> **Task brief**
Quote the entries that follow exactly, leaving none out.

> **Material provided**
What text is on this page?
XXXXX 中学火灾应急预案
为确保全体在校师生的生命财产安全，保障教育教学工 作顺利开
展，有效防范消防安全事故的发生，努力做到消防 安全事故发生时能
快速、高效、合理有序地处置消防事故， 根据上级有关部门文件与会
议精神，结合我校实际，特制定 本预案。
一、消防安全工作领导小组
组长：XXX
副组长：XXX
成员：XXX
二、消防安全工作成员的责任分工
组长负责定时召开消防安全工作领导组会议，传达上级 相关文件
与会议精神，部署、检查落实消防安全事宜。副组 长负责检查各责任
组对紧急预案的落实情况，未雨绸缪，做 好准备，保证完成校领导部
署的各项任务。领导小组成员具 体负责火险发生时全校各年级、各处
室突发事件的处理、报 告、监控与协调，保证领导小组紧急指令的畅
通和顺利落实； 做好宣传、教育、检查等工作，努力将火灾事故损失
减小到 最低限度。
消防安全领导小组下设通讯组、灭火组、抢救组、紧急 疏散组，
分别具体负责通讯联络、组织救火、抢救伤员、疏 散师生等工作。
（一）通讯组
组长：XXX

> **The response**
What text is on this page?
XXXXX 中学火灾应急预案
为确保全体在校师生的生命财产安全，保障教育教学工 作顺利开
展，有效防范消防安全事故的发生，努力做到消防 安全事故发生时能
快速、高效、合理有序地处置消防事故， 根据上级有关部门文件与会
议精神，结合我校实际，特制定 本预案。
一、消防安全工作领导小组
组长：XXX
副组长：XXX
成员：XXX
二、消防安全工作成员的责任分工
组长负责定时召开消防安全工作领导组会议，传达上级 相关文件
与会议精神，部署、检查落实消防安全事宜。副组 长负责检查各责任
组对紧急预案的落实情况，未雨绸缪，做 好准备，保证完成校领导部
署的各项任务。领导小组成员具 体负责火险发生时全校各年级、各处
室突发事件的处理、报 告、监控与协调，保证领导小组紧急指令的畅
通和顺利落实； 做好宣传、教育、检查等工作，努力将火灾事故损失
减小到 最低限度。
消防安全领导小组下设通讯组、灭火组、抢救组、紧急 疏散组，
分别具体负责通讯联络、组织救火、抢救伤员、疏 散师生等工作。
（一）通讯组
组长：XXX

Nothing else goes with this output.